Please quote every line word for word.
——
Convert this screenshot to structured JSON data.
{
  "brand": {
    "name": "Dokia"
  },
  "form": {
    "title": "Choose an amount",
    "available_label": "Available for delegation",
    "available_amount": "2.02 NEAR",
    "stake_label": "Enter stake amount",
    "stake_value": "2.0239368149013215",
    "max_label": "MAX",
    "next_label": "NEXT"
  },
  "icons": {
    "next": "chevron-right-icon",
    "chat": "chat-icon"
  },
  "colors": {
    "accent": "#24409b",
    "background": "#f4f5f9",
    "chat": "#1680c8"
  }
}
——
== EXPECTED OUTPUT ==
Convert this screenshot to structured JSON data.
{
  "brand": {
    "name": "Dokia"
  },
  "form": {
    "title": "Choose an amount",
    "available_label": "Available for delegation",
    "available_amount": "2.02 NEAR",
    "stake_label": "Enter stake amount",
    "stake_value": "2.0239368149013215",
    "max_label": "MAX",
    "next_label": "NEXT"
  },
  "icons": {
    "next": "chevron-right-icon",
    "chat": "chat-icon"
  },
  "colors": {
    "accent": "#24409b",
    "background": "#f4f5f9",
    "chat": "#1680c8"
  }
}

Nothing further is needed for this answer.